EXERCISE DIRECTIONS: Look for "rare" in the listing below. Gather each line that contains it.

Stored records
- - - -

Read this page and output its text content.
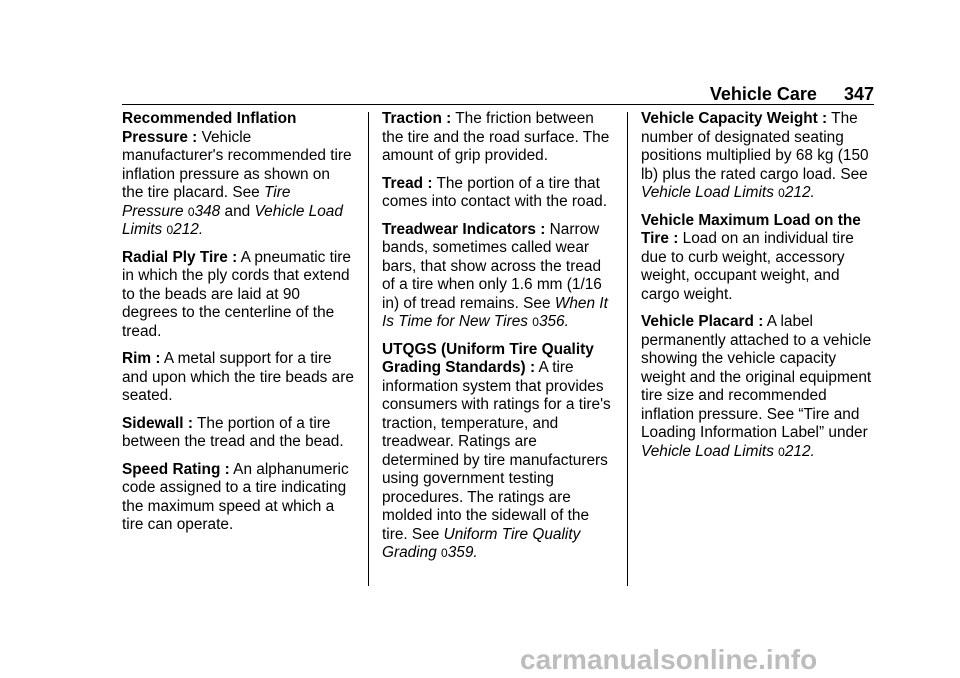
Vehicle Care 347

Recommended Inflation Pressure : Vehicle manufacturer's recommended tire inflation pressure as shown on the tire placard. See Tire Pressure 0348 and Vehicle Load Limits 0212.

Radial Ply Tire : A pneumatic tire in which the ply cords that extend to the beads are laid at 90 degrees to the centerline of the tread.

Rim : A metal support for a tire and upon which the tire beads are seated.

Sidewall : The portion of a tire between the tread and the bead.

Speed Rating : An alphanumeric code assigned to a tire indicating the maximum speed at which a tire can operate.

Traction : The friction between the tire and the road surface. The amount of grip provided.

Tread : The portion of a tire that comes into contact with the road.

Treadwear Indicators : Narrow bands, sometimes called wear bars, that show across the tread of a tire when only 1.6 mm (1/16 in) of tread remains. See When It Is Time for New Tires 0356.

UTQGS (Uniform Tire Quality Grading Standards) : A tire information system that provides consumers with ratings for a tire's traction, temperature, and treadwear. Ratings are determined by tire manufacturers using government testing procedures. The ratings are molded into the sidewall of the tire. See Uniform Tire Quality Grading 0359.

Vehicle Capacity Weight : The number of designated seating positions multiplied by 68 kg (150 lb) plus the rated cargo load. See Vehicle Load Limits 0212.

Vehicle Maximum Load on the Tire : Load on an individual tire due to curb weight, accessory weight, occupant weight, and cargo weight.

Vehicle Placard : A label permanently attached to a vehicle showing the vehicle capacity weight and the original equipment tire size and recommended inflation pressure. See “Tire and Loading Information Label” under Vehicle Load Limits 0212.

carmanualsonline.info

- - - -

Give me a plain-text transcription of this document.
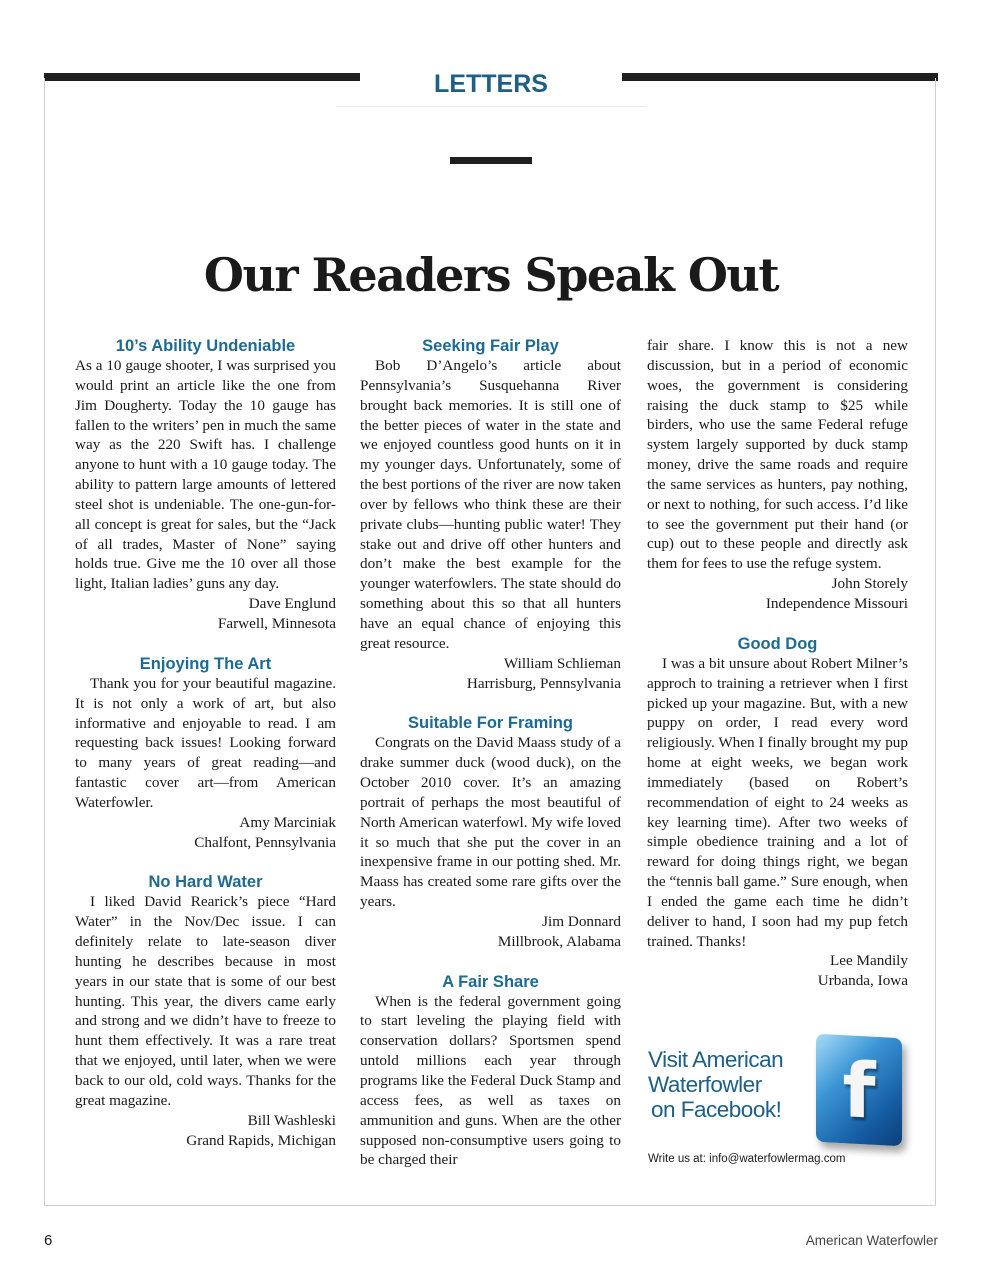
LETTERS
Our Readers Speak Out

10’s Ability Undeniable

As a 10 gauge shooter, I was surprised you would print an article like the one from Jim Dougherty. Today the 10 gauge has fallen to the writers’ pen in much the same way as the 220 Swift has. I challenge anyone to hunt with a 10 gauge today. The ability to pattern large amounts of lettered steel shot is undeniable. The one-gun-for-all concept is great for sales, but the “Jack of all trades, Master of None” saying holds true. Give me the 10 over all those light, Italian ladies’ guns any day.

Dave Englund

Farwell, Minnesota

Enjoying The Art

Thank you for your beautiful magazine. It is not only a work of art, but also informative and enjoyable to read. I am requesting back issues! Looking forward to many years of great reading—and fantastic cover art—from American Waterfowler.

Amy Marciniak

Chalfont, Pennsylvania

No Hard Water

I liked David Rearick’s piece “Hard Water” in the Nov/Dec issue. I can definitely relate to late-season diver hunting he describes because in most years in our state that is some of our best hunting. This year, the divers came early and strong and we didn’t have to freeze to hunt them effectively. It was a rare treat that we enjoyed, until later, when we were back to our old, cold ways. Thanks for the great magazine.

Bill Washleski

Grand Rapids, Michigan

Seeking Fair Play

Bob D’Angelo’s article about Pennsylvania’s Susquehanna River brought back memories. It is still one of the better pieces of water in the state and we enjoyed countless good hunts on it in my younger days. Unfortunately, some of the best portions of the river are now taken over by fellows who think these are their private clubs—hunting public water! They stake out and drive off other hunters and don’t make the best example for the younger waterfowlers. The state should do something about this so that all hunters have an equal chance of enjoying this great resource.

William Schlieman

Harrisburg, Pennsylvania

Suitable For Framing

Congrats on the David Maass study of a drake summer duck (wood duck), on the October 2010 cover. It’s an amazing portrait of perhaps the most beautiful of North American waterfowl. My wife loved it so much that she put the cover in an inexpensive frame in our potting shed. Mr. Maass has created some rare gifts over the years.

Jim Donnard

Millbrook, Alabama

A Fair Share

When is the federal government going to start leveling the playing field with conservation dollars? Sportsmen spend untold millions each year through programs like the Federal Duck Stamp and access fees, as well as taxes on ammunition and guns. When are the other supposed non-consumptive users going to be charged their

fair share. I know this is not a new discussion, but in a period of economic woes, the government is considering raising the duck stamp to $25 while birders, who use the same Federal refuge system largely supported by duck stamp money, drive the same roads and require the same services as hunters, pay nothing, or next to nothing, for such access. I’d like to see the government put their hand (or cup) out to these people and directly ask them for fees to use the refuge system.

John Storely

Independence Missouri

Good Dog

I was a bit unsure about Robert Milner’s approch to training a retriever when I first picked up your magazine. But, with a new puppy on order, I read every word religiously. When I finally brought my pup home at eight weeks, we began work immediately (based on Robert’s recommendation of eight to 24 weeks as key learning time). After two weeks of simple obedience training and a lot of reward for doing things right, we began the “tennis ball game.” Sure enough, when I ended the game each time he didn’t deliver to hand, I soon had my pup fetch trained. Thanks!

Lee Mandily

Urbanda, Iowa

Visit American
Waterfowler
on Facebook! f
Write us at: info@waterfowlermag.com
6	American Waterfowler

- - - -

TASK RESULT:
I liked David Rearick’s piece “Hard Water” in the Nov/Dec issue. I can definitely relate to late-season diver hunting he describes because in most years in our state that is some of our best hunting. This year, the divers came early and strong and we didn’t have to freeze to hunt them effectively. It was a rare treat that we enjoyed, until later, when we were back to our old, cold ways. Thanks for the great magazine.
Congrats on the David Maass study of a drake summer duck (wood duck), on the October 2010 cover. It’s an amazing portrait of perhaps the most beautiful of North American waterfowl. My wife loved it so much that she put the cover in an inexpensive frame in our potting shed. Mr. Maass has created some rare gifts over the years.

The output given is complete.